[START]
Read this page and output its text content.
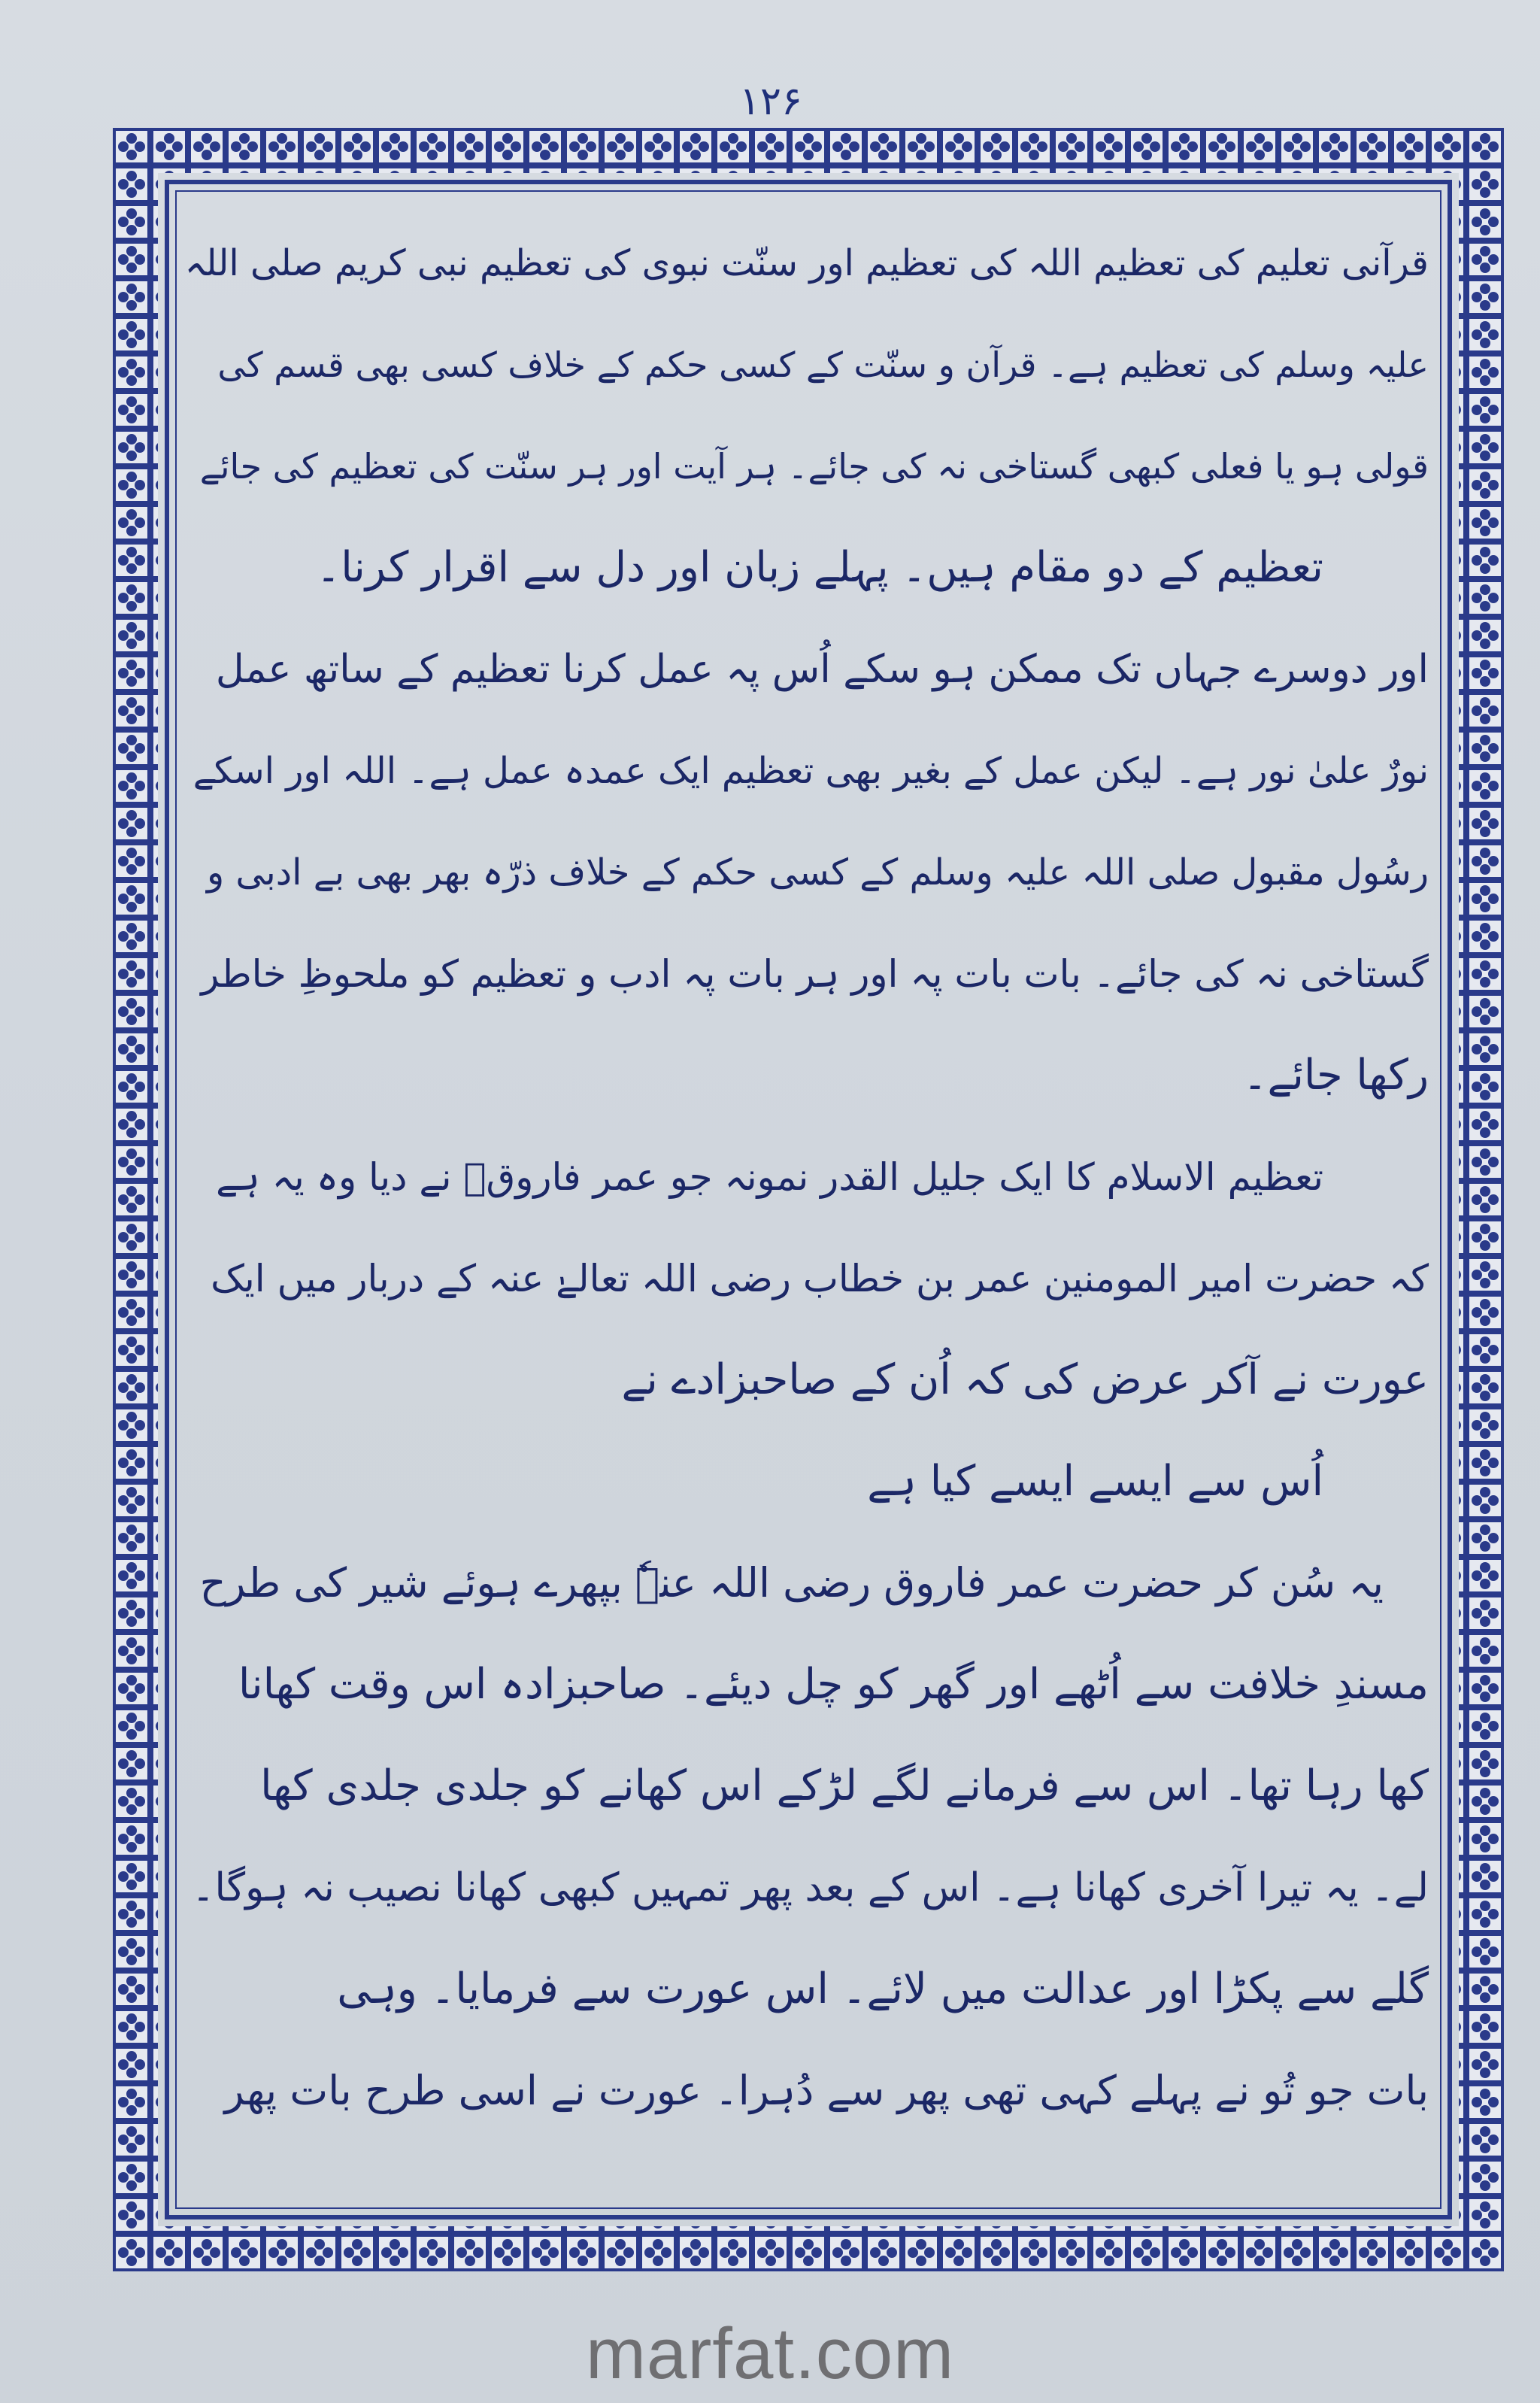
۱۲۶
قرآنی تعلیم کی تعظیم اللہ کی تعظیم اور سنّت نبوی کی تعظیم نبی کریم صلی اللہ
علیہ وسلم کی تعظیم ہے۔ قرآن و سنّت کے کسی حکم کے خلاف کسی بھی قسم کی
قولی ہو یا فعلی کبھی گستاخی نہ کی جائے۔ ہر آیت اور ہر سنّت کی تعظیم کی جائے
تعظیم کے دو مقام ہیں۔ پہلے زبان اور دل سے اقرار کرنا۔
اور دوسرے جہاں تک ممکن ہو سکے اُس پہ عمل کرنا تعظیم کے ساتھ عمل
نورٌ علیٰ نور ہے۔ لیکن عمل کے بغیر بھی تعظیم ایک عمدہ عمل ہے۔ اللہ اور اسکے
رسُول مقبول صلی اللہ علیہ وسلم کے کسی حکم کے خلاف ذرّہ بھر بھی بے ادبی و
گستاخی نہ کی جائے۔ بات بات پہ اور ہر بات پہ ادب و تعظیم کو ملحوظِ خاطر
رکھا جائے۔
تعظیم الاسلام کا ایک جلیل القدر نمونہ جو عمر فاروقؓ نے دیا وہ یہ ہے
کہ حضرت امیر المومنین عمر بن خطاب رضی اللہ تعالےٰ عنہ کے دربار میں ایک
عورت نے آکر عرض کی کہ اُن کے صاحبزادے نے
اُس سے ایسے ایسے کیا ہے
یہ سُن کر حضرت عمر فاروق رضی اللہ عنہٗ بپھرے ہوئے شیر کی طرح
مسندِ خلافت سے اُٹھے اور گھر کو چل دیئے۔ صاحبزادہ اس وقت کھانا
کھا رہا تھا۔ اس سے فرمانے لگے لڑکے اس کھانے کو جلدی جلدی کھا
لے۔ یہ تیرا آخری کھانا ہے۔ اس کے بعد پھر تمہیں کبھی کھانا نصیب نہ ہوگا۔
گلے سے پکڑا اور عدالت میں لائے۔ اس عورت سے فرمایا۔ وہی
بات جو تُو نے پہلے کہی تھی پھر سے دُہرا۔ عورت نے اسی طرح بات پھر
marfat.com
[END]
**TASK PROMPT**:
Without the pictures, print the records in full, exactly as they appear.

**TASK RESPONSE**:
Read this page and output its text content.
۱۲۶
قرآنی تعلیم کی تعظیم اللہ کی تعظیم اور سنّت نبوی کی تعظیم نبی کریم صلی اللہ
علیہ وسلم کی تعظیم ہے۔ قرآن و سنّت کے کسی حکم کے خلاف کسی بھی قسم کی
قولی ہو یا فعلی کبھی گستاخی نہ کی جائے۔ ہر آیت اور ہر سنّت کی تعظیم کی جائے
تعظیم کے دو مقام ہیں۔ پہلے زبان اور دل سے اقرار کرنا۔
اور دوسرے جہاں تک ممکن ہو سکے اُس پہ عمل کرنا تعظیم کے ساتھ عمل
نورٌ علیٰ نور ہے۔ لیکن عمل کے بغیر بھی تعظیم ایک عمدہ عمل ہے۔ اللہ اور اسکے
رسُول مقبول صلی اللہ علیہ وسلم کے کسی حکم کے خلاف ذرّہ بھر بھی بے ادبی و
گستاخی نہ کی جائے۔ بات بات پہ اور ہر بات پہ ادب و تعظیم کو ملحوظِ خاطر
رکھا جائے۔
تعظیم الاسلام کا ایک جلیل القدر نمونہ جو عمر فاروقؓ نے دیا وہ یہ ہے
کہ حضرت امیر المومنین عمر بن خطاب رضی اللہ تعالےٰ عنہ کے دربار میں ایک
عورت نے آکر عرض کی کہ اُن کے صاحبزادے نے
اُس سے ایسے ایسے کیا ہے
یہ سُن کر حضرت عمر فاروق رضی اللہ عنہٗ بپھرے ہوئے شیر کی طرح
مسندِ خلافت سے اُٹھے اور گھر کو چل دیئے۔ صاحبزادہ اس وقت کھانا
کھا رہا تھا۔ اس سے فرمانے لگے لڑکے اس کھانے کو جلدی جلدی کھا
لے۔ یہ تیرا آخری کھانا ہے۔ اس کے بعد پھر تمہیں کبھی کھانا نصیب نہ ہوگا۔
گلے سے پکڑا اور عدالت میں لائے۔ اس عورت سے فرمایا۔ وہی
بات جو تُو نے پہلے کہی تھی پھر سے دُہرا۔ عورت نے اسی طرح بات پھر
marfat.com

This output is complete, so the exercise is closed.